# Data entries
_ _ _

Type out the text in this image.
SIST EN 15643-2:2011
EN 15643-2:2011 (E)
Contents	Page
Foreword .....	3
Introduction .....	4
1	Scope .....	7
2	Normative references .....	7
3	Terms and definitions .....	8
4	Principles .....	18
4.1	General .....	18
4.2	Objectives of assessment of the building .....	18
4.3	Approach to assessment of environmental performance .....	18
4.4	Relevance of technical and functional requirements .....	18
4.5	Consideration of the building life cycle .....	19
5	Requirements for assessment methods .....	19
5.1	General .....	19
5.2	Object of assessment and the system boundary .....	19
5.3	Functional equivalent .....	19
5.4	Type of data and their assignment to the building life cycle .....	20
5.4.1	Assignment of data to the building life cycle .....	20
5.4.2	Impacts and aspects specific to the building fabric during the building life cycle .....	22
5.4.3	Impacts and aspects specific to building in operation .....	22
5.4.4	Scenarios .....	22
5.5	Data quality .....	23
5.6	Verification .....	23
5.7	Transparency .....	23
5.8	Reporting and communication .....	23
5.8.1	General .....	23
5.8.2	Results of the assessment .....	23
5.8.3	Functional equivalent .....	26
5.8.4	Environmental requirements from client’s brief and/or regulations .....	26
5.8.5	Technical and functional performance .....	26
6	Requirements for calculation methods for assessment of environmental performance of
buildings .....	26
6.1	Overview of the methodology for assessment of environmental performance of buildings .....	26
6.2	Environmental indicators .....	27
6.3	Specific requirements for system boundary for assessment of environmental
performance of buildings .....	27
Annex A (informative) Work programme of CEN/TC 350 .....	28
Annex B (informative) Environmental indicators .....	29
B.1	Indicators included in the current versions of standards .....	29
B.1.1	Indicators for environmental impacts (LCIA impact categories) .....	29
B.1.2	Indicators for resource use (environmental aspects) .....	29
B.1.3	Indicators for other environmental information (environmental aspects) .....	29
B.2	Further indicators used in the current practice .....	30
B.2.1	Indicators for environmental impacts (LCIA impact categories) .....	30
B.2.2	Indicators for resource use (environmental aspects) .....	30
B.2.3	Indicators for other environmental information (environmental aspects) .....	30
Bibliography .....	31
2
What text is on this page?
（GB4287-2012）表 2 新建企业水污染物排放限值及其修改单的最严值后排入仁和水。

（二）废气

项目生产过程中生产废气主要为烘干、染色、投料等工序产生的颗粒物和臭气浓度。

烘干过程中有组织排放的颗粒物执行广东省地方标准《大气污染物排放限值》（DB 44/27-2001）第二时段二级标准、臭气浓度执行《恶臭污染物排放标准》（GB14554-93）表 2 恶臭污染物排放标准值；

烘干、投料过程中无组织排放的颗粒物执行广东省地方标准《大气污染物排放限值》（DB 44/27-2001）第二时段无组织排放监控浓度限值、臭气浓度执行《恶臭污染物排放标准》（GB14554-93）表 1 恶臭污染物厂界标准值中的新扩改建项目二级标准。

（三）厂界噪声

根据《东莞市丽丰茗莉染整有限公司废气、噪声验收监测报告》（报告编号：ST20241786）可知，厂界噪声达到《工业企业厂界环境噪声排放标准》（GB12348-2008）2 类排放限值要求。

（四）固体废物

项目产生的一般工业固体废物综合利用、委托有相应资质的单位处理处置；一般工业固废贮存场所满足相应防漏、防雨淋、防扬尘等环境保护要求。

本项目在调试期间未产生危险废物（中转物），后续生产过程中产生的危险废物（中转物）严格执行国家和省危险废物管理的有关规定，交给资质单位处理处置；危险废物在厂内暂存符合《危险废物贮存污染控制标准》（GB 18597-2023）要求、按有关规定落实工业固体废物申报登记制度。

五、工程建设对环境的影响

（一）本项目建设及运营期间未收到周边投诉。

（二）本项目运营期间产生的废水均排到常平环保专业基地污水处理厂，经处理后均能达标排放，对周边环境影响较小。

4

_ _ _

# EXERCISE INSTRUCTIONS
Return exactly the lines from the one containing "What text is on this page?" to the last line of the data, and nothing more.

# ANSWER
What text is on this page?
（GB4287-2012）表 2 新建企业水污染物排放限值及其修改单的最严值后排入仁和水。

（二）废气

项目生产过程中生产废气主要为烘干、染色、投料等工序产生的颗粒物和臭气浓度。

烘干过程中有组织排放的颗粒物执行广东省地方标准《大气污染物排放限值》（DB 44/27-2001）第二时段二级标准、臭气浓度执行《恶臭污染物排放标准》（GB14554-93）表 2 恶臭污染物排放标准值；

烘干、投料过程中无组织排放的颗粒物执行广东省地方标准《大气污染物排放限值》（DB 44/27-2001）第二时段无组织排放监控浓度限值、臭气浓度执行《恶臭污染物排放标准》（GB14554-93）表 1 恶臭污染物厂界标准值中的新扩改建项目二级标准。

（三）厂界噪声

根据《东莞市丽丰茗莉染整有限公司废气、噪声验收监测报告》（报告编号：ST20241786）可知，厂界噪声达到《工业企业厂界环境噪声排放标准》（GB12348-2008）2 类排放限值要求。

（四）固体废物

项目产生的一般工业固体废物综合利用、委托有相应资质的单位处理处置；一般工业固废贮存场所满足相应防漏、防雨淋、防扬尘等环境保护要求。

本项目在调试期间未产生危险废物（中转物），后续生产过程中产生的危险废物（中转物）严格执行国家和省危险废物管理的有关规定，交给资质单位处理处置；危险废物在厂内暂存符合《危险废物贮存污染控制标准》（GB 18597-2023）要求、按有关规定落实工业固体废物申报登记制度。

五、工程建设对环境的影响

（一）本项目建设及运营期间未收到周边投诉。

（二）本项目运营期间产生的废水均排到常平环保专业基地污水处理厂，经处理后均能达标排放，对周边环境影响较小。

4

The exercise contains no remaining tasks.